**Input data:**
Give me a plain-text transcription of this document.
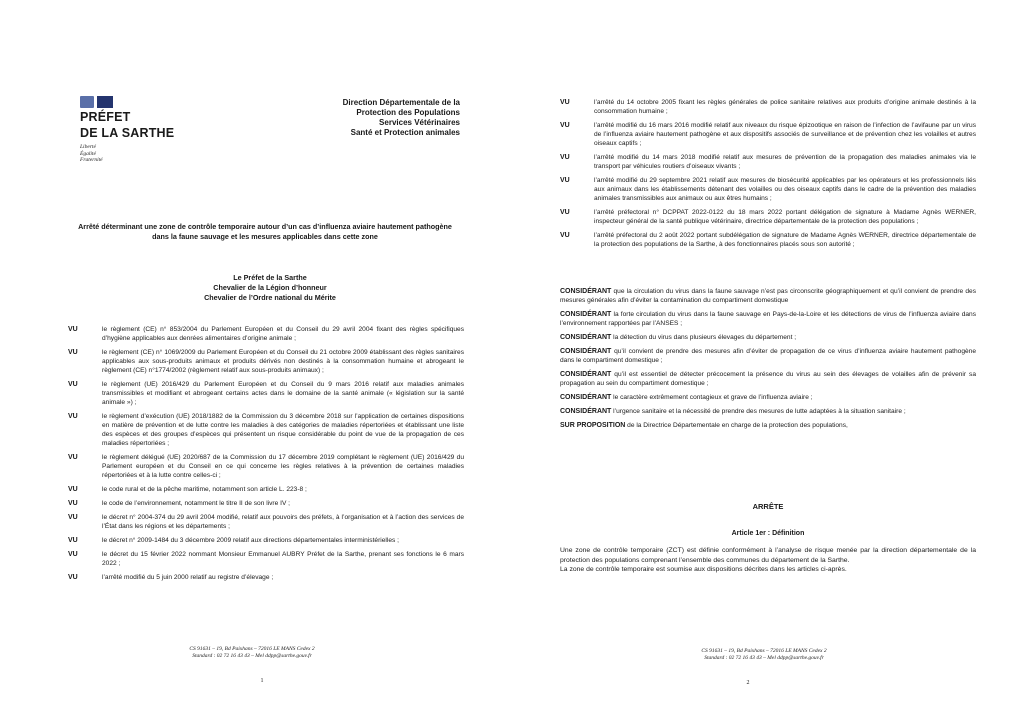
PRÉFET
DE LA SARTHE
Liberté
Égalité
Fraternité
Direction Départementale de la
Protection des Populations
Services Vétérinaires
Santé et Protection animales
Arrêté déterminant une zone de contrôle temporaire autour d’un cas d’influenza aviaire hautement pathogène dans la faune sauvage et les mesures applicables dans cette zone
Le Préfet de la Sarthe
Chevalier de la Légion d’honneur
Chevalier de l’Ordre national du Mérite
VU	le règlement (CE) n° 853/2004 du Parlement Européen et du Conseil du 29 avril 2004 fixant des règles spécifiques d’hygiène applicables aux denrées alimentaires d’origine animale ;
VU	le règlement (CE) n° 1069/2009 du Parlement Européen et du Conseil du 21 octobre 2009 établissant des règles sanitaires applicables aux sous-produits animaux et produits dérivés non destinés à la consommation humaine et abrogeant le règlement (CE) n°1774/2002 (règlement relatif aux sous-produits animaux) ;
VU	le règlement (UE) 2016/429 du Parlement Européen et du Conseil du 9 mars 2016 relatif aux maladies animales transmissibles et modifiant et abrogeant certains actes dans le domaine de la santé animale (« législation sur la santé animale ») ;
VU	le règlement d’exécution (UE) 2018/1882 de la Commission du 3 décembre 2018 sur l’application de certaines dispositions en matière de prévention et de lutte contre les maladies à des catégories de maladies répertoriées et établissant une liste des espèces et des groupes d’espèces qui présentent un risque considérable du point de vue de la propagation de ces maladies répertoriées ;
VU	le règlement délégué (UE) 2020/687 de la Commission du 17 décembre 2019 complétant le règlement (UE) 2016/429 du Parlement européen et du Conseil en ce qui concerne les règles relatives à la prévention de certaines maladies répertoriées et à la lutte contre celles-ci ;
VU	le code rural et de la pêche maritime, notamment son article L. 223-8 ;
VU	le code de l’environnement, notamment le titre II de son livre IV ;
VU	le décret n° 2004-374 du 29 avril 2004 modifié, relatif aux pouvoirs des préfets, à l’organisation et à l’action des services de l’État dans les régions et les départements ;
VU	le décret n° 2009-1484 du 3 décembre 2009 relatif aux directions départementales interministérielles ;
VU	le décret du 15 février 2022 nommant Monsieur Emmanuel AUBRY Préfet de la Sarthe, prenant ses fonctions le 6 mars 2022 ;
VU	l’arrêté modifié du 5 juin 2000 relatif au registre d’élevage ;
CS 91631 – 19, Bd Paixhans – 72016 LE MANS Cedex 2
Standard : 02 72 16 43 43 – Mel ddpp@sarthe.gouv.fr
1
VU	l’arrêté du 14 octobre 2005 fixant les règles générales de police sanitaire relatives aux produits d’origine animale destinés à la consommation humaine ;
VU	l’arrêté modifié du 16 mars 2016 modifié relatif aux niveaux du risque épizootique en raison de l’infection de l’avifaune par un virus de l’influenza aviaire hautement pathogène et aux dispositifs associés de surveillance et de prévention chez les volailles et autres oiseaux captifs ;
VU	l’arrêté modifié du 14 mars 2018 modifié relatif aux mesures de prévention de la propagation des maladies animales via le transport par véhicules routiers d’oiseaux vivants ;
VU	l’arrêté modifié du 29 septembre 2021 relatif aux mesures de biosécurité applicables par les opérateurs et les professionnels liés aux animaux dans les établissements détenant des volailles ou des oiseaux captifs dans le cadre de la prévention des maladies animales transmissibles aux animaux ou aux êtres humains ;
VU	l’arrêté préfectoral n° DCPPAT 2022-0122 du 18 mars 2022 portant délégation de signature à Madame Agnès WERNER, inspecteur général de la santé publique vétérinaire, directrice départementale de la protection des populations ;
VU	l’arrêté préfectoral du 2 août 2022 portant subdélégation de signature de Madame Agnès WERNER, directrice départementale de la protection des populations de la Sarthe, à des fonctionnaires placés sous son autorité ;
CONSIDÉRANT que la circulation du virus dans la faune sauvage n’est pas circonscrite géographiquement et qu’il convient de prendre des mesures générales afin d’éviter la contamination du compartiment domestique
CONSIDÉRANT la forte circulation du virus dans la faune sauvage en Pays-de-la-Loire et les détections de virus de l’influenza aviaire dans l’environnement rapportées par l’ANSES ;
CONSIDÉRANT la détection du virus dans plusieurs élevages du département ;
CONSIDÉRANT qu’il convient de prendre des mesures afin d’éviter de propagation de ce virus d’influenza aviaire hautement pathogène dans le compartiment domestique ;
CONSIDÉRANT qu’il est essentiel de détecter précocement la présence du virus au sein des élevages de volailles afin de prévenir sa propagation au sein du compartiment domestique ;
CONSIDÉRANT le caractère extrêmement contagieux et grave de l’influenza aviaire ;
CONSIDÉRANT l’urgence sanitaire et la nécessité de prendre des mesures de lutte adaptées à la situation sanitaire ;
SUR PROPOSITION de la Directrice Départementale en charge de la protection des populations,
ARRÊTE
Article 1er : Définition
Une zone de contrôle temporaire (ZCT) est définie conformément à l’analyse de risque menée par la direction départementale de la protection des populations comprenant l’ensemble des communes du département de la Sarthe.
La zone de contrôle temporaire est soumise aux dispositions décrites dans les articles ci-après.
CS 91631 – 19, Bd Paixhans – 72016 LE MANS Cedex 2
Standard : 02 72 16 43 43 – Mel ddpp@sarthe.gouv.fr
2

---

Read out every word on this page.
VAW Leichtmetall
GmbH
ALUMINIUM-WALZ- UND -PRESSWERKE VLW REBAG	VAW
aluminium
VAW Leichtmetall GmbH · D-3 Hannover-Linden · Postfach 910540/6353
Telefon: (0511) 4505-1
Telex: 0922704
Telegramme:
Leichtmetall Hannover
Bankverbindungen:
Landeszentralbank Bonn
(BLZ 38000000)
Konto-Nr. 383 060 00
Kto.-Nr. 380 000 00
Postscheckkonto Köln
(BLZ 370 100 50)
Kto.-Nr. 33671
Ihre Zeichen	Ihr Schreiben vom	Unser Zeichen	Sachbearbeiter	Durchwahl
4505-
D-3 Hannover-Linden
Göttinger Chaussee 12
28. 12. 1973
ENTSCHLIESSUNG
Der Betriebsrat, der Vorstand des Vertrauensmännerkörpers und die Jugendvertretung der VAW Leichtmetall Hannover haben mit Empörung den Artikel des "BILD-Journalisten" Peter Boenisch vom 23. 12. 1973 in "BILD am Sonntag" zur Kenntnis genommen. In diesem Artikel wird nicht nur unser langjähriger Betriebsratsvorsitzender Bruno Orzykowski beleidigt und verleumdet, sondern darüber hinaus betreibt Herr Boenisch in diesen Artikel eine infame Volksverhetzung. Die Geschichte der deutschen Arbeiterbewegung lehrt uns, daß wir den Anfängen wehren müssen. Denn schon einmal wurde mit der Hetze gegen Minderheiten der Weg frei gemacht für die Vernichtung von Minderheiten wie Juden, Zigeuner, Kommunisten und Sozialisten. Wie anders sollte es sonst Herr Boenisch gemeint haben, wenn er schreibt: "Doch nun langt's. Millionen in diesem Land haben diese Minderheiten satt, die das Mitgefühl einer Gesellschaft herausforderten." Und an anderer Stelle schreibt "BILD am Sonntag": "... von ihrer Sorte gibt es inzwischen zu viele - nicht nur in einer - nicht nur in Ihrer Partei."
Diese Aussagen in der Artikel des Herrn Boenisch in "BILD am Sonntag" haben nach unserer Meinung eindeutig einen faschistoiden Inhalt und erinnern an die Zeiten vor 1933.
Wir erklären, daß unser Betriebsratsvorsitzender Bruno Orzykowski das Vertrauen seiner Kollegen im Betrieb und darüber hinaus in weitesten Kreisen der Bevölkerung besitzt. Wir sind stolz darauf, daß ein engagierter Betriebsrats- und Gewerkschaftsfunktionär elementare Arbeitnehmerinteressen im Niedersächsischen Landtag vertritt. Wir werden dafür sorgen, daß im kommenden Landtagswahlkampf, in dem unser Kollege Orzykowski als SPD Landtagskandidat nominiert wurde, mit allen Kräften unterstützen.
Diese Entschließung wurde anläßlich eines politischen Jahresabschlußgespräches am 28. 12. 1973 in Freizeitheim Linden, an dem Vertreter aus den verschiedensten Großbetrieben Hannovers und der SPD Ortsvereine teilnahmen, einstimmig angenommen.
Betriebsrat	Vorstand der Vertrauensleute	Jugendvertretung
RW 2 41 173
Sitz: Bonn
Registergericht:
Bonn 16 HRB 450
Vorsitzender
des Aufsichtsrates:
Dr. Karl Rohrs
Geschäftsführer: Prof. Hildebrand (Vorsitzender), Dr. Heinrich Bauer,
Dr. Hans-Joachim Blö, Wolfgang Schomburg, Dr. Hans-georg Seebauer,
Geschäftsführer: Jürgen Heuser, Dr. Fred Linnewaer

**Aim of the task:**
Please copy out each line of the data in which the word "générales" occurs.

**Answer below:**
VU	l’arrêté du 14 octobre 2005 fixant les règles générales de police sanitaire relatives aux produits d’origine animale destinés à la consommation humaine ;
CONSIDÉRANT que la circulation du virus dans la faune sauvage n’est pas circonscrite géographiquement et qu’il convient de prendre des mesures générales afin d’éviter la contamination du compartiment domestique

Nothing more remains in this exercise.